*Items from a data source:*
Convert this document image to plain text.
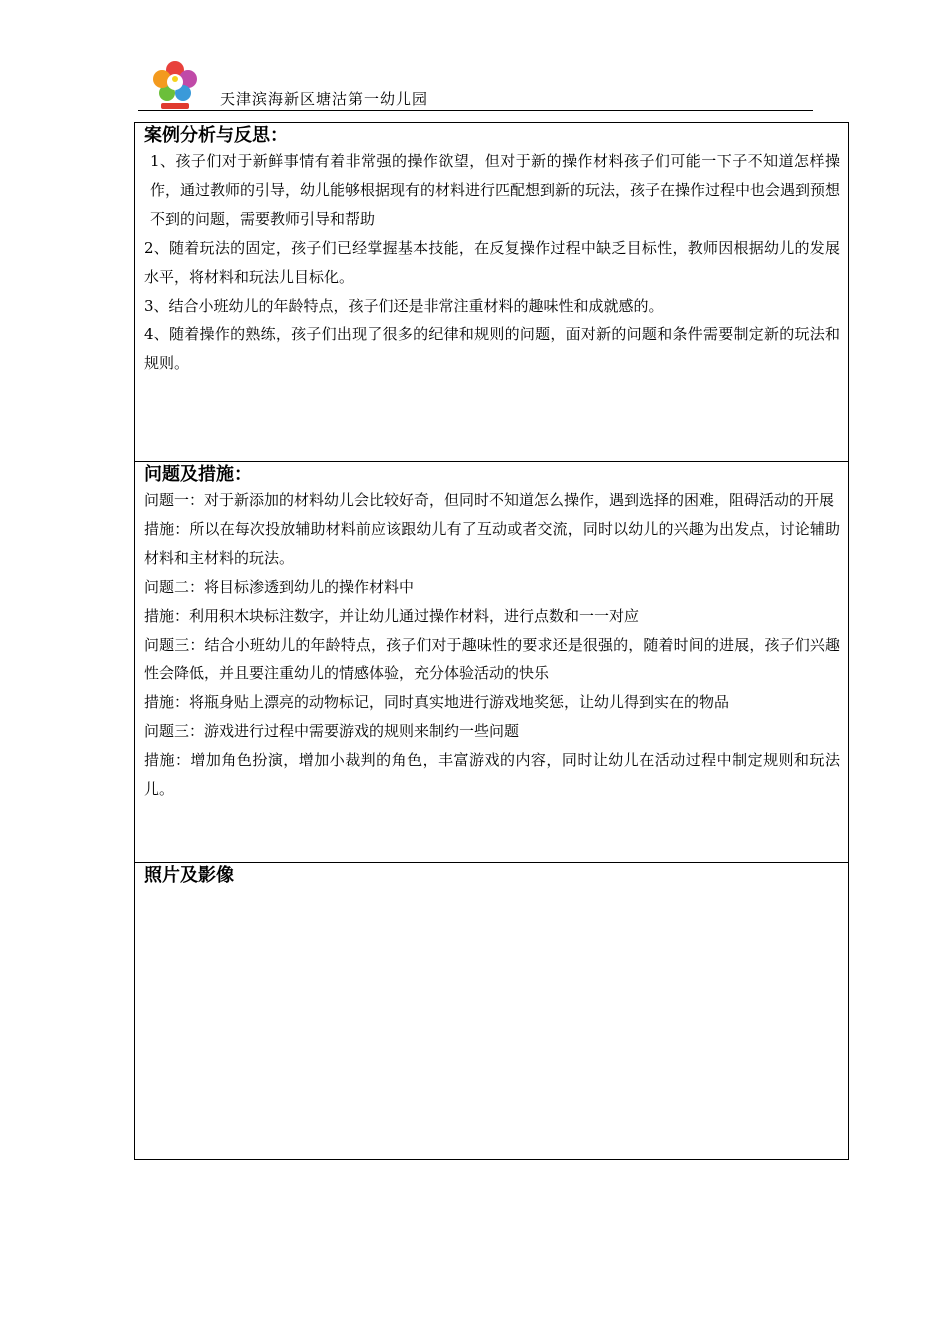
天津滨海新区塘沽第一幼儿园
案例分析与反思：

1、孩子们对于新鲜事情有着非常强的操作欲望，但对于新的操作材料孩子们可能一下子不知道怎样操作，通过教师的引导，幼儿能够根据现有的材料进行匹配想到新的玩法，孩子在操作过程中也会遇到预想不到的问题，需要教师引导和帮助

2、随着玩法的固定，孩子们已经掌握基本技能，在反复操作过程中缺乏目标性，教师因根据幼儿的发展水平，将材料和玩法儿目标化。

3、结合小班幼儿的年龄特点，孩子们还是非常注重材料的趣味性和成就感的。

4、随着操作的熟练，孩子们出现了很多的纪律和规则的问题，面对新的问题和条件需要制定新的玩法和规则。

问题及措施：

问题一：对于新添加的材料幼儿会比较好奇，但同时不知道怎么操作，遇到选择的困难，阻碍活动的开展

措施：所以在每次投放辅助材料前应该跟幼儿有了互动或者交流，同时以幼儿的兴趣为出发点，讨论辅助材料和主材料的玩法。

问题二：将目标渗透到幼儿的操作材料中

措施：利用积木块标注数字，并让幼儿通过操作材料，进行点数和一一对应

问题三：结合小班幼儿的年龄特点，孩子们对于趣味性的要求还是很强的，随着时间的进展，孩子们兴趣性会降低，并且要注重幼儿的情感体验，充分体验活动的快乐

措施：将瓶身贴上漂亮的动物标记，同时真实地进行游戏地奖惩，让幼儿得到实在的物品

问题三：游戏进行过程中需要游戏的规则来制约一些问题

措施：增加角色扮演，增加小裁判的角色，丰富游戏的内容，同时让幼儿在活动过程中制定规则和玩法儿。

照片及影像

*What to do:*
Print all of the records shown above exactly, leaving out each picture.

*Solution:*
Convert this document image to plain text.
天津滨海新区塘沽第一幼儿园
案例分析与反思：

1、孩子们对于新鲜事情有着非常强的操作欲望，但对于新的操作材料孩子们可能一下子不知道怎样操作，通过教师的引导，幼儿能够根据现有的材料进行匹配想到新的玩法，孩子在操作过程中也会遇到预想不到的问题，需要教师引导和帮助

2、随着玩法的固定，孩子们已经掌握基本技能，在反复操作过程中缺乏目标性，教师因根据幼儿的发展水平，将材料和玩法儿目标化。

3、结合小班幼儿的年龄特点，孩子们还是非常注重材料的趣味性和成就感的。

4、随着操作的熟练，孩子们出现了很多的纪律和规则的问题，面对新的问题和条件需要制定新的玩法和规则。

问题及措施：

问题一：对于新添加的材料幼儿会比较好奇，但同时不知道怎么操作，遇到选择的困难，阻碍活动的开展

措施：所以在每次投放辅助材料前应该跟幼儿有了互动或者交流，同时以幼儿的兴趣为出发点，讨论辅助材料和主材料的玩法。

问题二：将目标渗透到幼儿的操作材料中

措施：利用积木块标注数字，并让幼儿通过操作材料，进行点数和一一对应

问题三：结合小班幼儿的年龄特点，孩子们对于趣味性的要求还是很强的，随着时间的进展，孩子们兴趣性会降低，并且要注重幼儿的情感体验，充分体验活动的快乐

措施：将瓶身贴上漂亮的动物标记，同时真实地进行游戏地奖惩，让幼儿得到实在的物品

问题三：游戏进行过程中需要游戏的规则来制约一些问题

措施：增加角色扮演，增加小裁判的角色，丰富游戏的内容，同时让幼儿在活动过程中制定规则和玩法儿。

照片及影像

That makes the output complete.